» **Given entries**
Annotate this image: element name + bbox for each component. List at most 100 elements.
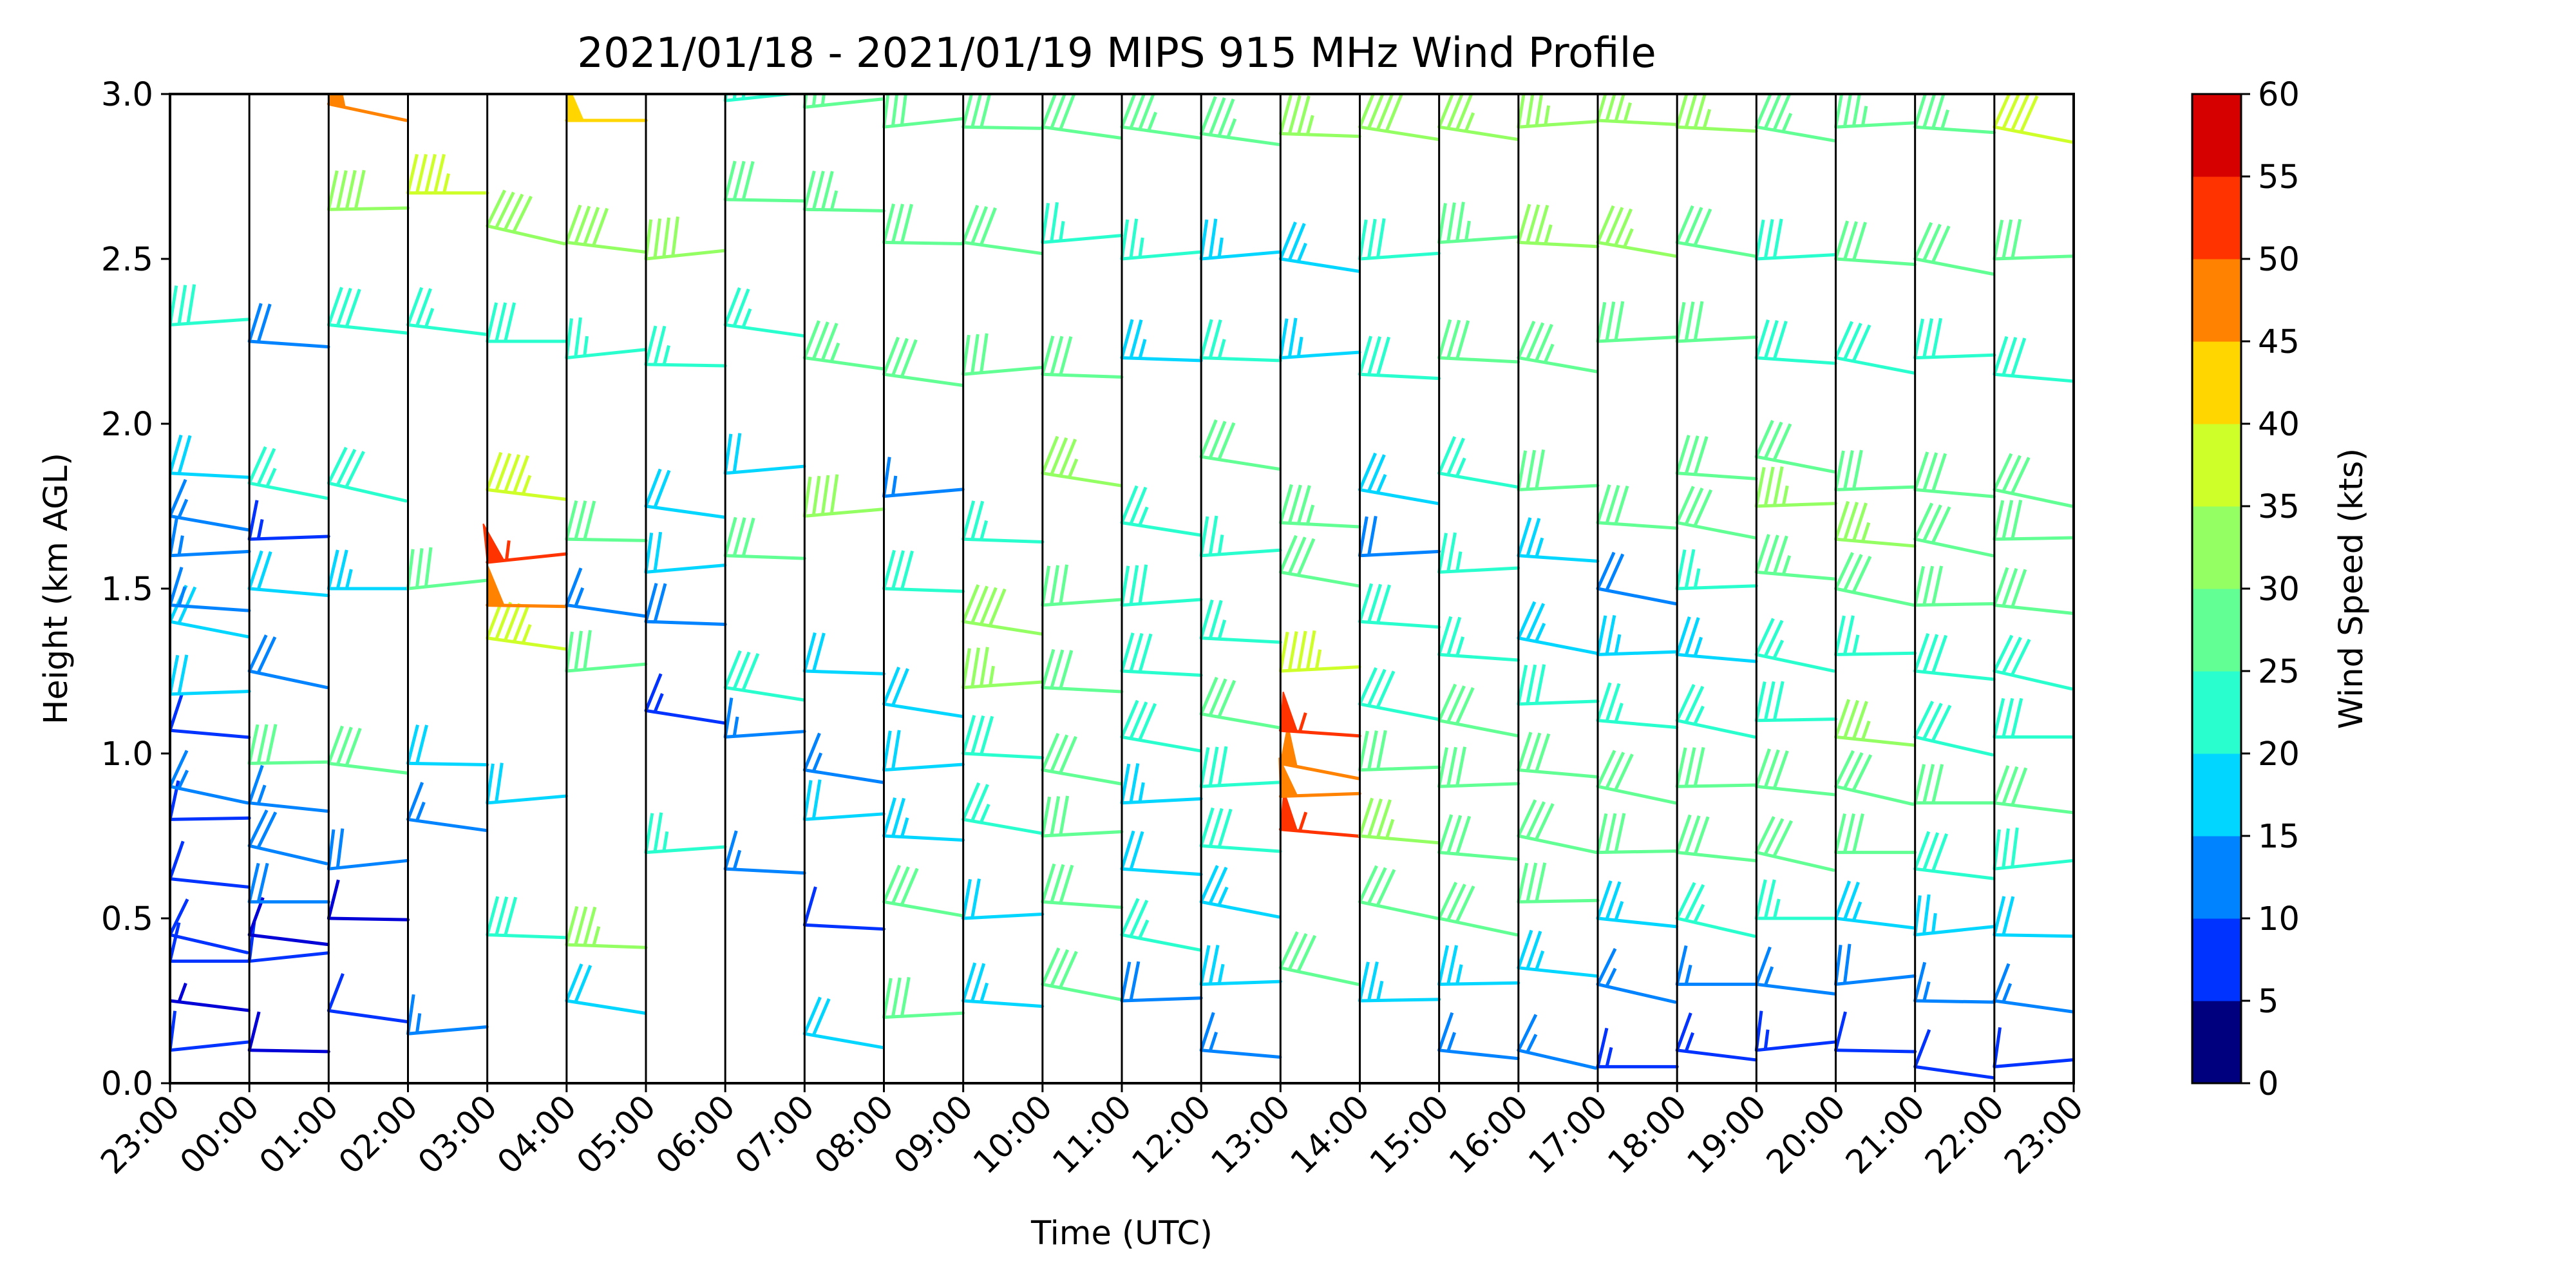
wind-barb	[170, 692, 251, 739]
y-tick-label: 0.5	[101, 900, 153, 938]
x-tick-label: 10:00	[966, 1088, 1060, 1182]
wind-barb	[482, 523, 568, 564]
wind-barb	[1358, 515, 1441, 558]
wind-barb	[1437, 1012, 1520, 1061]
y-tick-label: 2.5	[101, 241, 153, 279]
x-tick-label: 13:00	[1204, 1088, 1298, 1182]
wind-barb	[486, 189, 567, 246]
wind-barb	[170, 654, 251, 696]
wind-barb	[802, 732, 885, 784]
wind-barb	[644, 673, 726, 725]
wind-barb	[961, 584, 1043, 636]
wind-barb	[1358, 865, 1439, 920]
y-tick-label: 1.5	[101, 571, 153, 609]
wind-barb	[1517, 601, 1598, 655]
wind-barb	[1437, 683, 1519, 737]
colorbar-segment	[2192, 94, 2241, 177]
wind-barb	[1120, 961, 1203, 1003]
wind-barb	[327, 169, 410, 211]
wind-barb	[1834, 500, 1917, 548]
wind-barb	[723, 650, 806, 702]
x-tick-label: 16:00	[1442, 1088, 1536, 1182]
wind-barb	[1913, 831, 1996, 880]
wind-barb	[961, 647, 1045, 690]
wind-barb	[1517, 204, 1600, 249]
wind-barb	[1517, 664, 1600, 706]
x-tick-label: 23:00	[1998, 1088, 2092, 1182]
wind-barb	[961, 782, 1043, 835]
wind-barb	[1754, 419, 1836, 474]
wind-barb	[1596, 1027, 1679, 1068]
wind-barb	[1754, 1010, 1837, 1052]
x-axis-label: Time (UTC)	[1030, 1215, 1213, 1253]
wind-barb	[565, 94, 648, 122]
wind-barb	[1358, 218, 1441, 261]
wind-barb	[1437, 436, 1519, 489]
wind-barb	[1754, 748, 1837, 797]
wind-barb	[644, 583, 727, 626]
colorbar-segment	[2192, 176, 2241, 260]
x-tick-label: 01:00	[252, 1088, 346, 1182]
x-tick-label: 14:00	[1283, 1088, 1378, 1182]
x-tick-label: 20:00	[1759, 1088, 1853, 1182]
wind-barb	[1278, 535, 1361, 588]
wind-barb	[1913, 94, 1996, 135]
wind-barb	[1993, 896, 2074, 938]
wind-barb	[1199, 96, 1282, 147]
wind-barb	[1675, 683, 1757, 739]
wind-barb	[1278, 95, 1361, 138]
wind-barb	[1993, 94, 2074, 144]
wind-barb	[1834, 880, 1917, 930]
wind-barb	[1913, 222, 1995, 276]
wind-barb	[1913, 565, 1996, 607]
wind-barb	[1120, 564, 1203, 607]
wind-barb	[247, 550, 330, 598]
colorbar-segment	[2192, 341, 2241, 424]
wind-barb	[1754, 879, 1837, 920]
wind-barb	[327, 725, 410, 775]
wind-barb	[1517, 320, 1598, 374]
wind-barb	[1754, 946, 1837, 996]
wind-barb	[1913, 502, 1994, 558]
x-tick-label: 07:00	[728, 1088, 822, 1182]
wind-barb	[565, 567, 647, 618]
wind-barb	[486, 896, 569, 940]
x-tick-label: 09:00	[887, 1088, 981, 1182]
wind-barb	[1358, 667, 1439, 721]
wind-barb	[1278, 691, 1361, 738]
wind-barb	[644, 468, 726, 519]
wind-barb	[1517, 1014, 1598, 1070]
wind-barb	[1437, 202, 1520, 244]
wind-barb	[1199, 676, 1281, 730]
wind-barb	[1993, 499, 2074, 541]
wind-barb	[1041, 947, 1122, 1001]
wind-barb	[1517, 94, 1600, 129]
colorbar-tick-label: 55	[2258, 158, 2300, 196]
wind-barb	[1675, 814, 1758, 862]
wind-barb	[327, 879, 410, 922]
wind-barb	[1834, 450, 1917, 491]
wind-barb	[327, 94, 408, 122]
wind-barb	[1199, 319, 1282, 363]
wind-barb	[1993, 336, 2074, 383]
colorbar-tick-label: 10	[2258, 900, 2300, 938]
wind-barb	[1675, 945, 1758, 986]
x-tick-label: 12:00	[1125, 1088, 1219, 1182]
wind-barb	[1913, 451, 1996, 498]
wind-barb	[1041, 732, 1122, 786]
wind-barb	[1358, 961, 1441, 1003]
wind-barb	[961, 962, 1045, 1009]
wind-barb	[565, 500, 648, 542]
wind-barb	[406, 994, 489, 1036]
wind-barb	[406, 547, 489, 591]
wind-barb	[565, 905, 648, 949]
wind-barb	[723, 287, 806, 338]
wind-barb	[170, 478, 250, 532]
wind-barb	[486, 302, 569, 343]
wind-barb	[644, 812, 727, 855]
wind-barb	[1993, 697, 2074, 739]
wind-barb	[1041, 94, 1123, 140]
wind-barb	[247, 724, 330, 765]
wind-barb	[1199, 218, 1282, 261]
wind-barb	[170, 922, 251, 963]
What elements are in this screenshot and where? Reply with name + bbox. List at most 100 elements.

» **Exercise details**
Pick out every line in the records above that contains the string "segment", with uppercase and lowercase treated as different, and copy those lines.

» **Expected answer**
colorbar-segment	[2192, 94, 2241, 177]
colorbar-segment	[2192, 176, 2241, 260]
colorbar-segment	[2192, 341, 2241, 424]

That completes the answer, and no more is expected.